Task to carry out
Exclude the pictures; give every entry again exactly as written.

=======

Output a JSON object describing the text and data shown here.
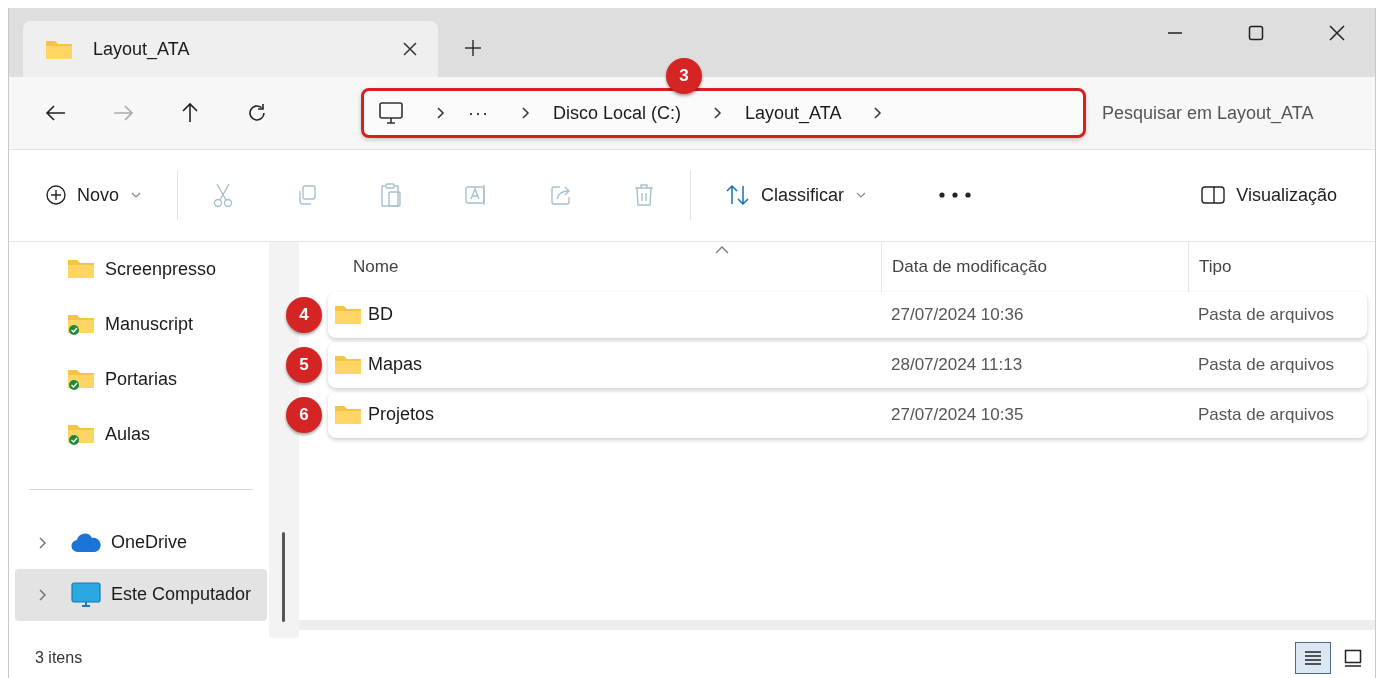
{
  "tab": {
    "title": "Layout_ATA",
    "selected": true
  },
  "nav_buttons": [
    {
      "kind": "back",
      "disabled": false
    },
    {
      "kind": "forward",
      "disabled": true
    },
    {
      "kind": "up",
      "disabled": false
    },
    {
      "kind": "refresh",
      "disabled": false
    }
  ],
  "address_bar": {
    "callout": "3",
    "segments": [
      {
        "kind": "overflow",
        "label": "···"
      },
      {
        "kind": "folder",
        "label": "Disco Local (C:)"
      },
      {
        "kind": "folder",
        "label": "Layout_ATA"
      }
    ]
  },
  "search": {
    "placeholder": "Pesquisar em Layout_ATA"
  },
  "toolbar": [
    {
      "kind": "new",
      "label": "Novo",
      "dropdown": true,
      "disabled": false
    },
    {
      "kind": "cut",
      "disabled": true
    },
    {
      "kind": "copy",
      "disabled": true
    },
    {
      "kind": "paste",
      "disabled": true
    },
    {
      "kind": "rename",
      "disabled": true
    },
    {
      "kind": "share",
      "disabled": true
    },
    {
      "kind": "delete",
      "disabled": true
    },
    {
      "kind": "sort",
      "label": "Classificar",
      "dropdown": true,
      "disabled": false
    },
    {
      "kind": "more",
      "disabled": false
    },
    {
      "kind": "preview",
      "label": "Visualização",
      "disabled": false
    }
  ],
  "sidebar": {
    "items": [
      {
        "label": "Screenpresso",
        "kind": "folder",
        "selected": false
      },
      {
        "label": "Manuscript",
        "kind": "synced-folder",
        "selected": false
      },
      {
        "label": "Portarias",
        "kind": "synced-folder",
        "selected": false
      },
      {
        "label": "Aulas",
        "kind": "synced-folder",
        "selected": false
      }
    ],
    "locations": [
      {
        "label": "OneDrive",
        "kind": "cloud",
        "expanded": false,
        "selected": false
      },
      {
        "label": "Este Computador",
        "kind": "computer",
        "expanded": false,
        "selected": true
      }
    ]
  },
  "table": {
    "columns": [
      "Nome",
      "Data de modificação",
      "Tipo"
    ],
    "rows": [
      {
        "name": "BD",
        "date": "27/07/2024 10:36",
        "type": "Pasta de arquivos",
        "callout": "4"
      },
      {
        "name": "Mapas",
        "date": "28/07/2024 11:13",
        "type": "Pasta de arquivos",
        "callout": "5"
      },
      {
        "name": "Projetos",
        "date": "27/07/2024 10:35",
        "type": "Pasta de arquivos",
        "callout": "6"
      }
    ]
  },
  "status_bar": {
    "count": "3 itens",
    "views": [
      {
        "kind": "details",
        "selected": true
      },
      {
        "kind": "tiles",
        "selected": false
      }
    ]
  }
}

=======

Solution to this exercise
Output a JSON object describing the text and data shown here.
{
  "tab": {
    "title": "Layout_ATA",
    "selected": true
  },
  "nav_buttons": [
    {
      "kind": "back",
      "disabled": false
    },
    {
      "kind": "forward",
      "disabled": true
    },
    {
      "kind": "up",
      "disabled": false
    },
    {
      "kind": "refresh",
      "disabled": false
    }
  ],
  "address_bar": {
    "callout": "3",
    "segments": [
      {
        "kind": "overflow",
        "label": "···"
      },
      {
        "kind": "folder",
        "label": "Disco Local (C:)"
      },
      {
        "kind": "folder",
        "label": "Layout_ATA"
      }
    ]
  },
  "search": {
    "placeholder": "Pesquisar em Layout_ATA"
  },
  "toolbar": [
    {
      "kind": "new",
      "label": "Novo",
      "dropdown": true,
      "disabled": false
    },
    {
      "kind": "cut",
      "disabled": true
    },
    {
      "kind": "copy",
      "disabled": true
    },
    {
      "kind": "paste",
      "disabled": true
    },
    {
      "kind": "rename",
      "disabled": true
    },
    {
      "kind": "share",
      "disabled": true
    },
    {
      "kind": "delete",
      "disabled": true
    },
    {
      "kind": "sort",
      "label": "Classificar",
      "dropdown": true,
      "disabled": false
    },
    {
      "kind": "more",
      "disabled": false
    },
    {
      "kind": "preview",
      "label": "Visualização",
      "disabled": false
    }
  ],
  "sidebar": {
    "items": [
      {
        "label": "Screenpresso",
        "kind": "folder",
        "selected": false
      },
      {
        "label": "Manuscript",
        "kind": "synced-folder",
        "selected": false
      },
      {
        "label": "Portarias",
        "kind": "synced-folder",
        "selected": false
      },
      {
        "label": "Aulas",
        "kind": "synced-folder",
        "selected": false
      }
    ],
    "locations": [
      {
        "label": "OneDrive",
        "kind": "cloud",
        "expanded": false,
        "selected": false
      },
      {
        "label": "Este Computador",
        "kind": "computer",
        "expanded": false,
        "selected": true
      }
    ]
  },
  "table": {
    "columns": [
      "Nome",
      "Data de modificação",
      "Tipo"
    ],
    "rows": [
      {
        "name": "BD",
        "date": "27/07/2024 10:36",
        "type": "Pasta de arquivos",
        "callout": "4"
      },
      {
        "name": "Mapas",
        "date": "28/07/2024 11:13",
        "type": "Pasta de arquivos",
        "callout": "5"
      },
      {
        "name": "Projetos",
        "date": "27/07/2024 10:35",
        "type": "Pasta de arquivos",
        "callout": "6"
      }
    ]
  },
  "status_bar": {
    "count": "3 itens",
    "views": [
      {
        "kind": "details",
        "selected": true
      },
      {
        "kind": "tiles",
        "selected": false
      }
    ]
  }
}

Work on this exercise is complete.